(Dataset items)
============================================================

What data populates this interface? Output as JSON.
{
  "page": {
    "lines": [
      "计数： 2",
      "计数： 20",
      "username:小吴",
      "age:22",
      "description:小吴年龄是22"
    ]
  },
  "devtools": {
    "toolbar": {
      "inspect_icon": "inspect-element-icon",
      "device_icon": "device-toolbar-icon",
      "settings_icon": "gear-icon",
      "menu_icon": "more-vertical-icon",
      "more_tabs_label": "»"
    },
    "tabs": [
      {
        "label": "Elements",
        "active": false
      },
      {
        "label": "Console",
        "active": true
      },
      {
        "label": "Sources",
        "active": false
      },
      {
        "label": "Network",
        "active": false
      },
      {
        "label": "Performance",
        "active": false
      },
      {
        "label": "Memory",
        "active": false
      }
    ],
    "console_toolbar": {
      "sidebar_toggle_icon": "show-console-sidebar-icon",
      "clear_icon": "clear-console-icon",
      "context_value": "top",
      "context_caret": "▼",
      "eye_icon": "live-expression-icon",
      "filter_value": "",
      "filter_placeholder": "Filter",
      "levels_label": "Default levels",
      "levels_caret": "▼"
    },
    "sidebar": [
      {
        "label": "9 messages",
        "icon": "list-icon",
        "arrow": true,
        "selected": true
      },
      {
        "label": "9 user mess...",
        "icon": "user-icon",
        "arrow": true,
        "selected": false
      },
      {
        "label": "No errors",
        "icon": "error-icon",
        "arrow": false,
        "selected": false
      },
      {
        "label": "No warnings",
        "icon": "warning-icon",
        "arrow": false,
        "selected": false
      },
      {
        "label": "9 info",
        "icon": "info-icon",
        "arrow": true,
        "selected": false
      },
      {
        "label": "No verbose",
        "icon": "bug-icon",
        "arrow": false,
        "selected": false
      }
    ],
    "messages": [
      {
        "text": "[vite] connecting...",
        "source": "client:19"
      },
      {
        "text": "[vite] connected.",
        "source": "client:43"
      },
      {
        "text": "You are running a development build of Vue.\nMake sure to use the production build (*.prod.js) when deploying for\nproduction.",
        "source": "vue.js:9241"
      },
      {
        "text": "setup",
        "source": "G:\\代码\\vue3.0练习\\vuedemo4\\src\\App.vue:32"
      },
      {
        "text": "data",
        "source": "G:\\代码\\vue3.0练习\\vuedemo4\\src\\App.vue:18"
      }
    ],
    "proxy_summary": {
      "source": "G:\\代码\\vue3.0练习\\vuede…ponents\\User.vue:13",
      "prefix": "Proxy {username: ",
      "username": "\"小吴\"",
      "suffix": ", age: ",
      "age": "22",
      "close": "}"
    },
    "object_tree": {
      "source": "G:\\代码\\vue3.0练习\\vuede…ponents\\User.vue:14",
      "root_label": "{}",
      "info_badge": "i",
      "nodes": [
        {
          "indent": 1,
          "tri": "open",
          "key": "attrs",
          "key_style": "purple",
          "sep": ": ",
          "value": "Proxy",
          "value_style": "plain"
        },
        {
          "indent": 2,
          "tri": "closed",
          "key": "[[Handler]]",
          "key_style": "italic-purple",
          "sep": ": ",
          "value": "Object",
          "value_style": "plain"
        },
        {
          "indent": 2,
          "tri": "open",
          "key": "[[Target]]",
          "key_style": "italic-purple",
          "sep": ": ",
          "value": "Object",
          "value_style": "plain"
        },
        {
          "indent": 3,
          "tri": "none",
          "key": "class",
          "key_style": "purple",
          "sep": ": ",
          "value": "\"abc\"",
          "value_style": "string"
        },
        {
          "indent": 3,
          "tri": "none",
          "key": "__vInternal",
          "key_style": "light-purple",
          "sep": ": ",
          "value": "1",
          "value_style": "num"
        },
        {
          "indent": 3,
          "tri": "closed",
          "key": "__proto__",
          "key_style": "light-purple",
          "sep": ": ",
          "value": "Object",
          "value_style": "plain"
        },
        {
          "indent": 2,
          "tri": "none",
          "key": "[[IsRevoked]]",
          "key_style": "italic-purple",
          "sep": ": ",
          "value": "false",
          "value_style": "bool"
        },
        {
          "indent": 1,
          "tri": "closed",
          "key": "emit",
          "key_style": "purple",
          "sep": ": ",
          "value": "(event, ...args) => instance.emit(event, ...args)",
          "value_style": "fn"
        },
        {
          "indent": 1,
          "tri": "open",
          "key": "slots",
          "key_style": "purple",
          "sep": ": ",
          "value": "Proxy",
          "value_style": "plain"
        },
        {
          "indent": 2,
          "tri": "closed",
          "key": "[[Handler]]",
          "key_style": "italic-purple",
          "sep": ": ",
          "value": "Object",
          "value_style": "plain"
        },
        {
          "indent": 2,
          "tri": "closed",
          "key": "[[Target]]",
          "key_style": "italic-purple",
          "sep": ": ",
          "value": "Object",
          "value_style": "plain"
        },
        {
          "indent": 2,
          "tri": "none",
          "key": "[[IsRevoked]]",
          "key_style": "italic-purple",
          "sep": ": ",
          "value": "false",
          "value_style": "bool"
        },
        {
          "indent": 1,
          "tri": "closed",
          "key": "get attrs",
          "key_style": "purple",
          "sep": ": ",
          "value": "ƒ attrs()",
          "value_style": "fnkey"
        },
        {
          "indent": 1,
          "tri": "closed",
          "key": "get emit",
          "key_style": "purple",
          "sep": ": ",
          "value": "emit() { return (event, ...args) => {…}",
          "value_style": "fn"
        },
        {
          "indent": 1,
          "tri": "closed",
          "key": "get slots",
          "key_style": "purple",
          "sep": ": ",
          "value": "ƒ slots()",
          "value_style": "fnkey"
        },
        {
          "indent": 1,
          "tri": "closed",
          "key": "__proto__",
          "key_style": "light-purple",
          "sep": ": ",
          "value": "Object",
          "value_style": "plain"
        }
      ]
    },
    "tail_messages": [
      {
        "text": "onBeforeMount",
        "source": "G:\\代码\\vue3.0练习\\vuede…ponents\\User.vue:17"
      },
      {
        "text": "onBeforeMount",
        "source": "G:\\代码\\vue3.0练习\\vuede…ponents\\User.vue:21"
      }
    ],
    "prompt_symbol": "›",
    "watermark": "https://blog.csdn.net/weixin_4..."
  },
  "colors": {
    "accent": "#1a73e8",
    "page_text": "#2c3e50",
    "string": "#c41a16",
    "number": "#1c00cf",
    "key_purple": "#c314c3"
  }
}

============================================================

INSTRUCTIONS FOR THE TASK. Extract each line of the material exactly as it stands.

OUTPUT.
What data populates this interface? Output as JSON.
{
  "page": {
    "lines": [
      "计数： 2",
      "计数： 20",
      "username:小吴",
      "age:22",
      "description:小吴年龄是22"
    ]
  },
  "devtools": {
    "toolbar": {
      "inspect_icon": "inspect-element-icon",
      "device_icon": "device-toolbar-icon",
      "settings_icon": "gear-icon",
      "menu_icon": "more-vertical-icon",
      "more_tabs_label": "»"
    },
    "tabs": [
      {
        "label": "Elements",
        "active": false
      },
      {
        "label": "Console",
        "active": true
      },
      {
        "label": "Sources",
        "active": false
      },
      {
        "label": "Network",
        "active": false
      },
      {
        "label": "Performance",
        "active": false
      },
      {
        "label": "Memory",
        "active": false
      }
    ],
    "console_toolbar": {
      "sidebar_toggle_icon": "show-console-sidebar-icon",
      "clear_icon": "clear-console-icon",
      "context_value": "top",
      "context_caret": "▼",
      "eye_icon": "live-expression-icon",
      "filter_value": "",
      "filter_placeholder": "Filter",
      "levels_label": "Default levels",
      "levels_caret": "▼"
    },
    "sidebar": [
      {
        "label": "9 messages",
        "icon": "list-icon",
        "arrow": true,
        "selected": true
      },
      {
        "label": "9 user mess...",
        "icon": "user-icon",
        "arrow": true,
        "selected": false
      },
      {
        "label": "No errors",
        "icon": "error-icon",
        "arrow": false,
        "selected": false
      },
      {
        "label": "No warnings",
        "icon": "warning-icon",
        "arrow": false,
        "selected": false
      },
      {
        "label": "9 info",
        "icon": "info-icon",
        "arrow": true,
        "selected": false
      },
      {
        "label": "No verbose",
        "icon": "bug-icon",
        "arrow": false,
        "selected": false
      }
    ],
    "messages": [
      {
        "text": "[vite] connecting...",
        "source": "client:19"
      },
      {
        "text": "[vite] connected.",
        "source": "client:43"
      },
      {
        "text": "You are running a development build of Vue.\nMake sure to use the production build (*.prod.js) when deploying for\nproduction.",
        "source": "vue.js:9241"
      },
      {
        "text": "setup",
        "source": "G:\\代码\\vue3.0练习\\vuedemo4\\src\\App.vue:32"
      },
      {
        "text": "data",
        "source": "G:\\代码\\vue3.0练习\\vuedemo4\\src\\App.vue:18"
      }
    ],
    "proxy_summary": {
      "source": "G:\\代码\\vue3.0练习\\vuede…ponents\\User.vue:13",
      "prefix": "Proxy {username: ",
      "username": "\"小吴\"",
      "suffix": ", age: ",
      "age": "22",
      "close": "}"
    },
    "object_tree": {
      "source": "G:\\代码\\vue3.0练习\\vuede…ponents\\User.vue:14",
      "root_label": "{}",
      "info_badge": "i",
      "nodes": [
        {
          "indent": 1,
          "tri": "open",
          "key": "attrs",
          "key_style": "purple",
          "sep": ": ",
          "value": "Proxy",
          "value_style": "plain"
        },
        {
          "indent": 2,
          "tri": "closed",
          "key": "[[Handler]]",
          "key_style": "italic-purple",
          "sep": ": ",
          "value": "Object",
          "value_style": "plain"
        },
        {
          "indent": 2,
          "tri": "open",
          "key": "[[Target]]",
          "key_style": "italic-purple",
          "sep": ": ",
          "value": "Object",
          "value_style": "plain"
        },
        {
          "indent": 3,
          "tri": "none",
          "key": "class",
          "key_style": "purple",
          "sep": ": ",
          "value": "\"abc\"",
          "value_style": "string"
        },
        {
          "indent": 3,
          "tri": "none",
          "key": "__vInternal",
          "key_style": "light-purple",
          "sep": ": ",
          "value": "1",
          "value_style": "num"
        },
        {
          "indent": 3,
          "tri": "closed",
          "key": "__proto__",
          "key_style": "light-purple",
          "sep": ": ",
          "value": "Object",
          "value_style": "plain"
        },
        {
          "indent": 2,
          "tri": "none",
          "key": "[[IsRevoked]]",
          "key_style": "italic-purple",
          "sep": ": ",
          "value": "false",
          "value_style": "bool"
        },
        {
          "indent": 1,
          "tri": "closed",
          "key": "emit",
          "key_style": "purple",
          "sep": ": ",
          "value": "(event, ...args) => instance.emit(event, ...args)",
          "value_style": "fn"
        },
        {
          "indent": 1,
          "tri": "open",
          "key": "slots",
          "key_style": "purple",
          "sep": ": ",
          "value": "Proxy",
          "value_style": "plain"
        },
        {
          "indent": 2,
          "tri": "closed",
          "key": "[[Handler]]",
          "key_style": "italic-purple",
          "sep": ": ",
          "value": "Object",
          "value_style": "plain"
        },
        {
          "indent": 2,
          "tri": "closed",
          "key": "[[Target]]",
          "key_style": "italic-purple",
          "sep": ": ",
          "value": "Object",
          "value_style": "plain"
        },
        {
          "indent": 2,
          "tri": "none",
          "key": "[[IsRevoked]]",
          "key_style": "italic-purple",
          "sep": ": ",
          "value": "false",
          "value_style": "bool"
        },
        {
          "indent": 1,
          "tri": "closed",
          "key": "get attrs",
          "key_style": "purple",
          "sep": ": ",
          "value": "ƒ attrs()",
          "value_style": "fnkey"
        },
        {
          "indent": 1,
          "tri": "closed",
          "key": "get emit",
          "key_style": "purple",
          "sep": ": ",
          "value": "emit() { return (event, ...args) => {…}",
          "value_style": "fn"
        },
        {
          "indent": 1,
          "tri": "closed",
          "key": "get slots",
          "key_style": "purple",
          "sep": ": ",
          "value": "ƒ slots()",
          "value_style": "fnkey"
        },
        {
          "indent": 1,
          "tri": "closed",
          "key": "__proto__",
          "key_style": "light-purple",
          "sep": ": ",
          "value": "Object",
          "value_style": "plain"
        }
      ]
    },
    "tail_messages": [
      {
        "text": "onBeforeMount",
        "source": "G:\\代码\\vue3.0练习\\vuede…ponents\\User.vue:17"
      },
      {
        "text": "onBeforeMount",
        "source": "G:\\代码\\vue3.0练习\\vuede…ponents\\User.vue:21"
      }
    ],
    "prompt_symbol": "›",
    "watermark": "https://blog.csdn.net/weixin_4..."
  },
  "colors": {
    "accent": "#1a73e8",
    "page_text": "#2c3e50",
    "string": "#c41a16",
    "number": "#1c00cf",
    "key_purple": "#c314c3"
  }
}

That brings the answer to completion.